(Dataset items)
——————
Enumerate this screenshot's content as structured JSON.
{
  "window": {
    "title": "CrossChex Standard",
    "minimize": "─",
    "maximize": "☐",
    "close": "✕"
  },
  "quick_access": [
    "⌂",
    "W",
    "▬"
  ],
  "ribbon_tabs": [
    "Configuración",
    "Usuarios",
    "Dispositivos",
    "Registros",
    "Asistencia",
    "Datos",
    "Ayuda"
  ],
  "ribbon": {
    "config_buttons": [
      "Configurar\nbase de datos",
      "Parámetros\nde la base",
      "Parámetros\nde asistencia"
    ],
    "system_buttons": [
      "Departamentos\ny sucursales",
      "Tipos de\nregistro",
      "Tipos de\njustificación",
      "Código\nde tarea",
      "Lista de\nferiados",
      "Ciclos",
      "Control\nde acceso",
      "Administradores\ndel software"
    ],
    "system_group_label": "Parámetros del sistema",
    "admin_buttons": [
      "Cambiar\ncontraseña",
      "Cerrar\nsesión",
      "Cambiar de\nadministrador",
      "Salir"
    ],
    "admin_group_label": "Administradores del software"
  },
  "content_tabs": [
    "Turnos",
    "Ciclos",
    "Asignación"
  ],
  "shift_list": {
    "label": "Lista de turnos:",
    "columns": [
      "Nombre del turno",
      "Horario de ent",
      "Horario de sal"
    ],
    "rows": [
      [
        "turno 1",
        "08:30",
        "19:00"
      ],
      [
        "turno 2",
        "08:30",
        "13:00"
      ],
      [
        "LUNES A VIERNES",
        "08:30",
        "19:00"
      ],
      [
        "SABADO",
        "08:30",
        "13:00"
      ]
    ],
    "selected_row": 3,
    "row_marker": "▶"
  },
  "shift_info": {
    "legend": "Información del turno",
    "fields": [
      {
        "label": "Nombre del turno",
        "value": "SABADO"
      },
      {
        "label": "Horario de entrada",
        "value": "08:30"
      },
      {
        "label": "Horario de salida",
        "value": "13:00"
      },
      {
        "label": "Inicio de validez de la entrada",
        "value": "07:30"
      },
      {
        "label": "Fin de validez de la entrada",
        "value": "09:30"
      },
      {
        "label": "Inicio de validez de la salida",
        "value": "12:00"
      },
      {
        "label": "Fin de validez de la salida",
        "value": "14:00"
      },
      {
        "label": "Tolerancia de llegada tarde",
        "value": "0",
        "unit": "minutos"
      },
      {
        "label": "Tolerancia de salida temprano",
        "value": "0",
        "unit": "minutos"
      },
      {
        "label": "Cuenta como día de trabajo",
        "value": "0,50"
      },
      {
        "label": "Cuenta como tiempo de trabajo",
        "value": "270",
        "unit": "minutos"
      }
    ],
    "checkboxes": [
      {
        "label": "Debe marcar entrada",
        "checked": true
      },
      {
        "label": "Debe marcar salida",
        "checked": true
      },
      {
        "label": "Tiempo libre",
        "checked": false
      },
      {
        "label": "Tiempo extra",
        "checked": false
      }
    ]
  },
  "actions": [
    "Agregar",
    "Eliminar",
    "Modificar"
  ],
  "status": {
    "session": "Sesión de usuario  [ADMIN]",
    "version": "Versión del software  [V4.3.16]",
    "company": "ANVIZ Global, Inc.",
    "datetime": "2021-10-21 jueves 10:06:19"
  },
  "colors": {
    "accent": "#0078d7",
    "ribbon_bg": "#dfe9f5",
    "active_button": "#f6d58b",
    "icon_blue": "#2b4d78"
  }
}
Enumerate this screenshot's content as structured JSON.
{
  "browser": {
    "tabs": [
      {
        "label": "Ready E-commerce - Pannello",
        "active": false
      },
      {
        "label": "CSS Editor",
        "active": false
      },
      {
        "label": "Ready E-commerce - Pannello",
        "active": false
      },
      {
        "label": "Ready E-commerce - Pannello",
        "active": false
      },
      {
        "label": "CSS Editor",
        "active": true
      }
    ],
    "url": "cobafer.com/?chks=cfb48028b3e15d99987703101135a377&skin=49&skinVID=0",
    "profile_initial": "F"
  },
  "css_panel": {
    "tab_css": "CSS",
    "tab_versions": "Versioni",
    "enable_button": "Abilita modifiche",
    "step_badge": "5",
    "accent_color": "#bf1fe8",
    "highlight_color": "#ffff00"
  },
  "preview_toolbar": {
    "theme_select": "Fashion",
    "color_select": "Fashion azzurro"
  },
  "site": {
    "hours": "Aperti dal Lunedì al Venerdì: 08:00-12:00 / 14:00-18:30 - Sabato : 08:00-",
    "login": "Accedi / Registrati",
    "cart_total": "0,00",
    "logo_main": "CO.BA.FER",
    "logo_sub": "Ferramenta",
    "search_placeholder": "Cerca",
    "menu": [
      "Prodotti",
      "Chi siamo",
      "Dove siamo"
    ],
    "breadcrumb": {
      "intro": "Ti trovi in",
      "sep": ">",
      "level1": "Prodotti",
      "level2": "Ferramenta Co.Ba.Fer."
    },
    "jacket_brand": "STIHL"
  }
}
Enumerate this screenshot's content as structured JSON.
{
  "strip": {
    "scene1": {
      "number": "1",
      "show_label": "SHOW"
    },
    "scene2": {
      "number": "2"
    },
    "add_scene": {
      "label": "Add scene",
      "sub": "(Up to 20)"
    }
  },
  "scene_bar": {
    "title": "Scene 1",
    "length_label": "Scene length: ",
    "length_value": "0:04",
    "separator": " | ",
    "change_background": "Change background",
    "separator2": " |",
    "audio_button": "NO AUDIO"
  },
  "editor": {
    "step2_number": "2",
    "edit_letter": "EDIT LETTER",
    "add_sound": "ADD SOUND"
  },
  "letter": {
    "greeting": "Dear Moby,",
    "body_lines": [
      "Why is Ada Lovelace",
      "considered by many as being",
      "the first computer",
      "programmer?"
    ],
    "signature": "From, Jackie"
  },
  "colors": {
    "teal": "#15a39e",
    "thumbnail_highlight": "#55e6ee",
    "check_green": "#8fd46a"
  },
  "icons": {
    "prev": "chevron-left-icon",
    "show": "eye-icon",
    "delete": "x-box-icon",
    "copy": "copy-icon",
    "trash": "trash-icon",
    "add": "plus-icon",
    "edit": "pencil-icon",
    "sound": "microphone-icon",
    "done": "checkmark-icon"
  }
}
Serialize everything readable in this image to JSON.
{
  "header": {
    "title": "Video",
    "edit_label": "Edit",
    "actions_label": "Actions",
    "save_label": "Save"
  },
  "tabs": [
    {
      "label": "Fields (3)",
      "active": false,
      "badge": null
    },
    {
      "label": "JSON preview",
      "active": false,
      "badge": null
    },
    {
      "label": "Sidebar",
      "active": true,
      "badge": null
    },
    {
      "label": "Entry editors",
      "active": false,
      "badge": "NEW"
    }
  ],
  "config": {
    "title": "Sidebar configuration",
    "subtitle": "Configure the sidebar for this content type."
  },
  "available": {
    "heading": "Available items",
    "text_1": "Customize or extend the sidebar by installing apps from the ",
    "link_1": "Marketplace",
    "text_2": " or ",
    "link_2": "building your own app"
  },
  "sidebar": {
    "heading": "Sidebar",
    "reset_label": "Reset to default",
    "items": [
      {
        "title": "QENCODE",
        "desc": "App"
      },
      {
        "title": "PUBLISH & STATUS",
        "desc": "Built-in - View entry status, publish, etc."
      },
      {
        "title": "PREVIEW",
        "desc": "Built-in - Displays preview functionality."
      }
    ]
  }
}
——————
_Task instructions_.
Extract the listing in its entirety, matching it exactly.

_Output for this task_.
Enumerate this screenshot's content as structured JSON.
{
  "window": {
    "title": "CrossChex Standard",
    "minimize": "─",
    "maximize": "☐",
    "close": "✕"
  },
  "quick_access": [
    "⌂",
    "W",
    "▬"
  ],
  "ribbon_tabs": [
    "Configuración",
    "Usuarios",
    "Dispositivos",
    "Registros",
    "Asistencia",
    "Datos",
    "Ayuda"
  ],
  "ribbon": {
    "config_buttons": [
      "Configurar\nbase de datos",
      "Parámetros\nde la base",
      "Parámetros\nde asistencia"
    ],
    "system_buttons": [
      "Departamentos\ny sucursales",
      "Tipos de\nregistro",
      "Tipos de\njustificación",
      "Código\nde tarea",
      "Lista de\nferiados",
      "Ciclos",
      "Control\nde acceso",
      "Administradores\ndel software"
    ],
    "system_group_label": "Parámetros del sistema",
    "admin_buttons": [
      "Cambiar\ncontraseña",
      "Cerrar\nsesión",
      "Cambiar de\nadministrador",
      "Salir"
    ],
    "admin_group_label": "Administradores del software"
  },
  "content_tabs": [
    "Turnos",
    "Ciclos",
    "Asignación"
  ],
  "shift_list": {
    "label": "Lista de turnos:",
    "columns": [
      "Nombre del turno",
      "Horario de ent",
      "Horario de sal"
    ],
    "rows": [
      [
        "turno 1",
        "08:30",
        "19:00"
      ],
      [
        "turno 2",
        "08:30",
        "13:00"
      ],
      [
        "LUNES A VIERNES",
        "08:30",
        "19:00"
      ],
      [
        "SABADO",
        "08:30",
        "13:00"
      ]
    ],
    "selected_row": 3,
    "row_marker": "▶"
  },
  "shift_info": {
    "legend": "Información del turno",
    "fields": [
      {
        "label": "Nombre del turno",
        "value": "SABADO"
      },
      {
        "label": "Horario de entrada",
        "value": "08:30"
      },
      {
        "label": "Horario de salida",
        "value": "13:00"
      },
      {
        "label": "Inicio de validez de la entrada",
        "value": "07:30"
      },
      {
        "label": "Fin de validez de la entrada",
        "value": "09:30"
      },
      {
        "label": "Inicio de validez de la salida",
        "value": "12:00"
      },
      {
        "label": "Fin de validez de la salida",
        "value": "14:00"
      },
      {
        "label": "Tolerancia de llegada tarde",
        "value": "0",
        "unit": "minutos"
      },
      {
        "label": "Tolerancia de salida temprano",
        "value": "0",
        "unit": "minutos"
      },
      {
        "label": "Cuenta como día de trabajo",
        "value": "0,50"
      },
      {
        "label": "Cuenta como tiempo de trabajo",
        "value": "270",
        "unit": "minutos"
      }
    ],
    "checkboxes": [
      {
        "label": "Debe marcar entrada",
        "checked": true
      },
      {
        "label": "Debe marcar salida",
        "checked": true
      },
      {
        "label": "Tiempo libre",
        "checked": false
      },
      {
        "label": "Tiempo extra",
        "checked": false
      }
    ]
  },
  "actions": [
    "Agregar",
    "Eliminar",
    "Modificar"
  ],
  "status": {
    "session": "Sesión de usuario  [ADMIN]",
    "version": "Versión del software  [V4.3.16]",
    "company": "ANVIZ Global, Inc.",
    "datetime": "2021-10-21 jueves 10:06:19"
  },
  "colors": {
    "accent": "#0078d7",
    "ribbon_bg": "#dfe9f5",
    "active_button": "#f6d58b",
    "icon_blue": "#2b4d78"
  }
}
Enumerate this screenshot's content as structured JSON.
{
  "browser": {
    "tabs": [
      {
        "label": "Ready E-commerce - Pannello",
        "active": false
      },
      {
        "label": "CSS Editor",
        "active": false
      },
      {
        "label": "Ready E-commerce - Pannello",
        "active": false
      },
      {
        "label": "Ready E-commerce - Pannello",
        "active": false
      },
      {
        "label": "CSS Editor",
        "active": true
      }
    ],
    "url": "cobafer.com/?chks=cfb48028b3e15d99987703101135a377&skin=49&skinVID=0",
    "profile_initial": "F"
  },
  "css_panel": {
    "tab_css": "CSS",
    "tab_versions": "Versioni",
    "enable_button": "Abilita modifiche",
    "step_badge": "5",
    "accent_color": "#bf1fe8",
    "highlight_color": "#ffff00"
  },
  "preview_toolbar": {
    "theme_select": "Fashion",
    "color_select": "Fashion azzurro"
  },
  "site": {
    "hours": "Aperti dal Lunedì al Venerdì: 08:00-12:00 / 14:00-18:30 - Sabato : 08:00-",
    "login": "Accedi / Registrati",
    "cart_total": "0,00",
    "logo_main": "CO.BA.FER",
    "logo_sub": "Ferramenta",
    "search_placeholder": "Cerca",
    "menu": [
      "Prodotti",
      "Chi siamo",
      "Dove siamo"
    ],
    "breadcrumb": {
      "intro": "Ti trovi in",
      "sep": ">",
      "level1": "Prodotti",
      "level2": "Ferramenta Co.Ba.Fer."
    },
    "jacket_brand": "STIHL"
  }
}
Enumerate this screenshot's content as structured JSON.
{
  "strip": {
    "scene1": {
      "number": "1",
      "show_label": "SHOW"
    },
    "scene2": {
      "number": "2"
    },
    "add_scene": {
      "label": "Add scene",
      "sub": "(Up to 20)"
    }
  },
  "scene_bar": {
    "title": "Scene 1",
    "length_label": "Scene length: ",
    "length_value": "0:04",
    "separator": " | ",
    "change_background": "Change background",
    "separator2": " |",
    "audio_button": "NO AUDIO"
  },
  "editor": {
    "step2_number": "2",
    "edit_letter": "EDIT LETTER",
    "add_sound": "ADD SOUND"
  },
  "letter": {
    "greeting": "Dear Moby,",
    "body_lines": [
      "Why is Ada Lovelace",
      "considered by many as being",
      "the first computer",
      "programmer?"
    ],
    "signature": "From, Jackie"
  },
  "colors": {
    "teal": "#15a39e",
    "thumbnail_highlight": "#55e6ee",
    "check_green": "#8fd46a"
  },
  "icons": {
    "prev": "chevron-left-icon",
    "show": "eye-icon",
    "delete": "x-box-icon",
    "copy": "copy-icon",
    "trash": "trash-icon",
    "add": "plus-icon",
    "edit": "pencil-icon",
    "sound": "microphone-icon",
    "done": "checkmark-icon"
  }
}
Serialize everything readable in this image to JSON.
{
  "header": {
    "title": "Video",
    "edit_label": "Edit",
    "actions_label": "Actions",
    "save_label": "Save"
  },
  "tabs": [
    {
      "label": "Fields (3)",
      "active": false,
      "badge": null
    },
    {
      "label": "JSON preview",
      "active": false,
      "badge": null
    },
    {
      "label": "Sidebar",
      "active": true,
      "badge": null
    },
    {
      "label": "Entry editors",
      "active": false,
      "badge": "NEW"
    }
  ],
  "config": {
    "title": "Sidebar configuration",
    "subtitle": "Configure the sidebar for this content type."
  },
  "available": {
    "heading": "Available items",
    "text_1": "Customize or extend the sidebar by installing apps from the ",
    "link_1": "Marketplace",
    "text_2": " or ",
    "link_2": "building your own app"
  },
  "sidebar": {
    "heading": "Sidebar",
    "reset_label": "Reset to default",
    "items": [
      {
        "title": "QENCODE",
        "desc": "App"
      },
      {
        "title": "PUBLISH & STATUS",
        "desc": "Built-in - View entry status, publish, etc."
      },
      {
        "title": "PREVIEW",
        "desc": "Built-in - Displays preview functionality."
      }
    ]
  }
}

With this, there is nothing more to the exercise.